RECORDS SHOWN:
▬▬▬
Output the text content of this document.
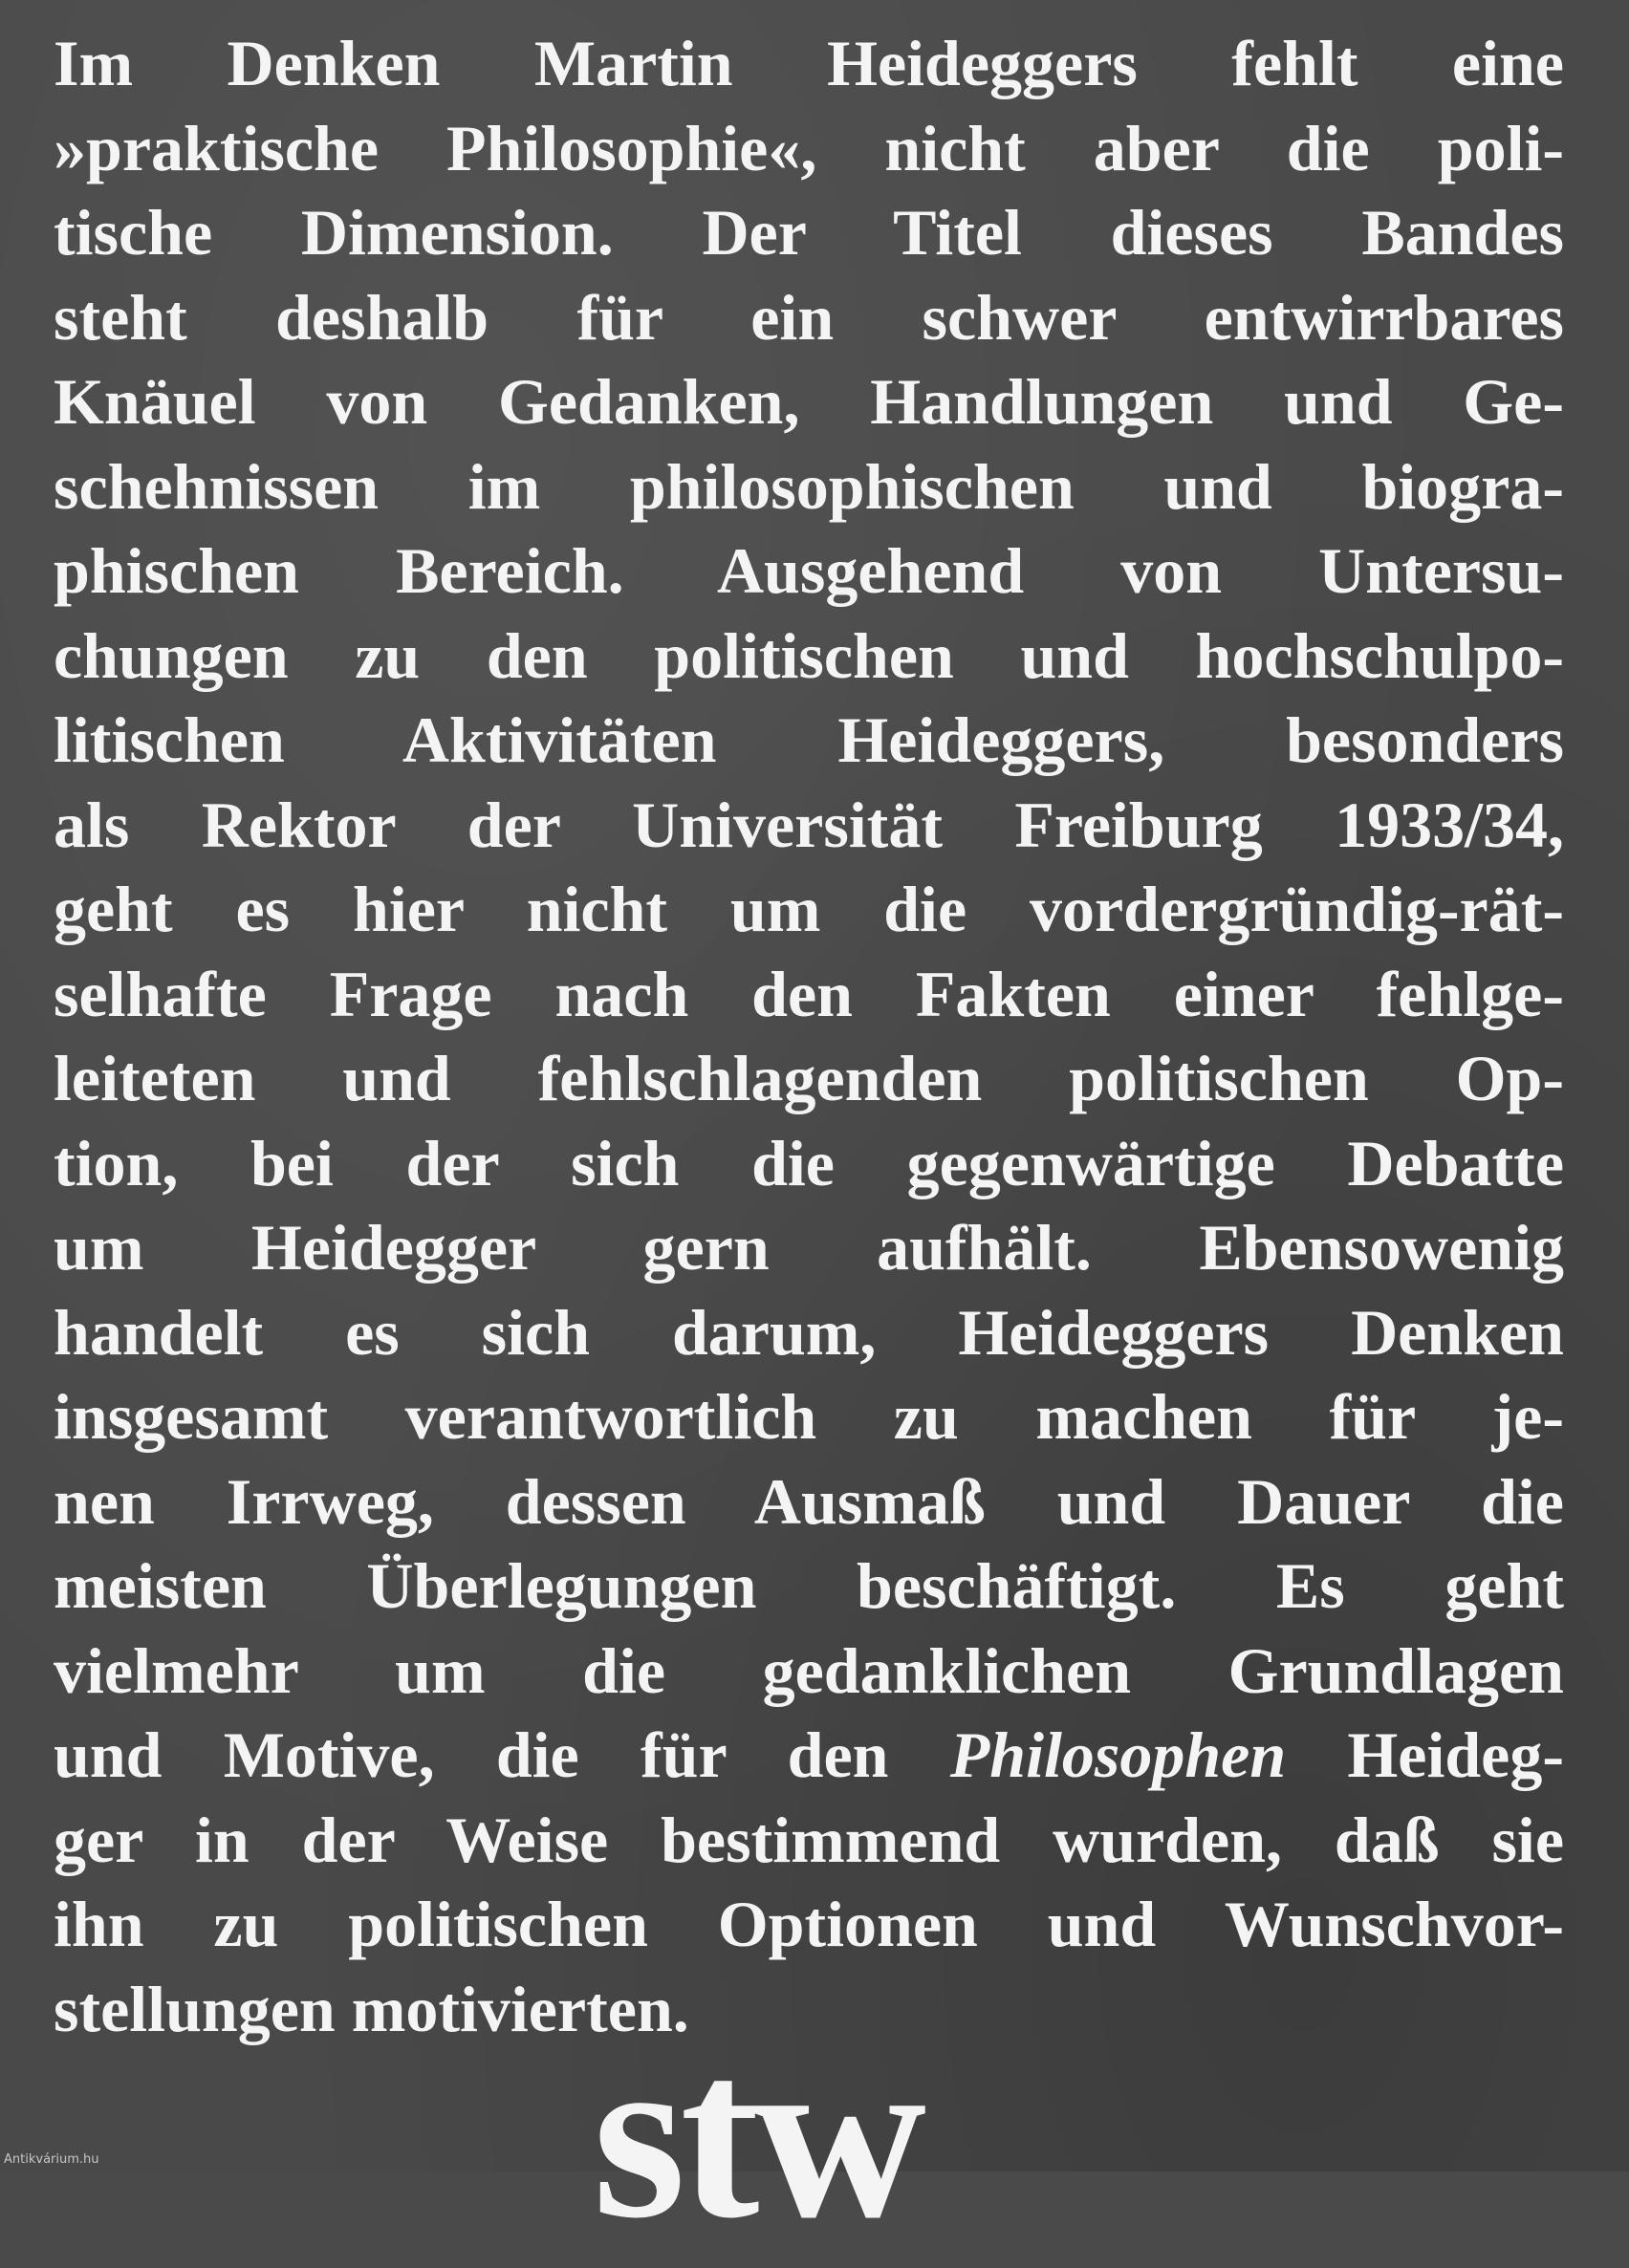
Im Denken Martin Heideggers fehlt eine
»praktische Philosophie«, nicht aber die poli-
tische Dimension. Der Titel dieses Bandes
steht deshalb für ein schwer entwirrbares
Knäuel von Gedanken, Handlungen und Ge-
schehnissen im philosophischen und biogra-
phischen Bereich. Ausgehend von Untersu-
chungen zu den politischen und hochschulpo-
litischen Aktivitäten Heideggers, besonders
als Rektor der Universität Freiburg 1933/34,
geht es hier nicht um die vordergründig-rät-
selhafte Frage nach den Fakten einer fehlge-
leiteten und fehlschlagenden politischen Op-
tion, bei der sich die gegenwärtige Debatte
um Heidegger gern aufhält. Ebensowenig
handelt es sich darum, Heideggers Denken
insgesamt verantwortlich zu machen für je-
nen Irrweg, dessen Ausmaß und Dauer die
meisten Überlegungen beschäftigt. Es geht
vielmehr um die gedanklichen Grundlagen
und Motive, die für den Philosophen Heideg-
ger in der Weise bestimmend wurden, daß sie
ihn zu politischen Optionen und Wunschvor-
stellungen motivierten.
stw
Antikvárium.hu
▬▬▬
EXERCISE: Copy the material shown above in full and exactly. Skip the pictures.

FULL OUTPUT:
Output the text content of this document.
Im Denken Martin Heideggers fehlt eine
»praktische Philosophie«, nicht aber die poli-
tische Dimension. Der Titel dieses Bandes
steht deshalb für ein schwer entwirrbares
Knäuel von Gedanken, Handlungen und Ge-
schehnissen im philosophischen und biogra-
phischen Bereich. Ausgehend von Untersu-
chungen zu den politischen und hochschulpo-
litischen Aktivitäten Heideggers, besonders
als Rektor der Universität Freiburg 1933/34,
geht es hier nicht um die vordergründig-rät-
selhafte Frage nach den Fakten einer fehlge-
leiteten und fehlschlagenden politischen Op-
tion, bei der sich die gegenwärtige Debatte
um Heidegger gern aufhält. Ebensowenig
handelt es sich darum, Heideggers Denken
insgesamt verantwortlich zu machen für je-
nen Irrweg, dessen Ausmaß und Dauer die
meisten Überlegungen beschäftigt. Es geht
vielmehr um die gedanklichen Grundlagen
und Motive, die für den Philosophen Heideg-
ger in der Weise bestimmend wurden, daß sie
ihn zu politischen Optionen und Wunschvor-
stellungen motivierten.
stw
Antikvárium.hu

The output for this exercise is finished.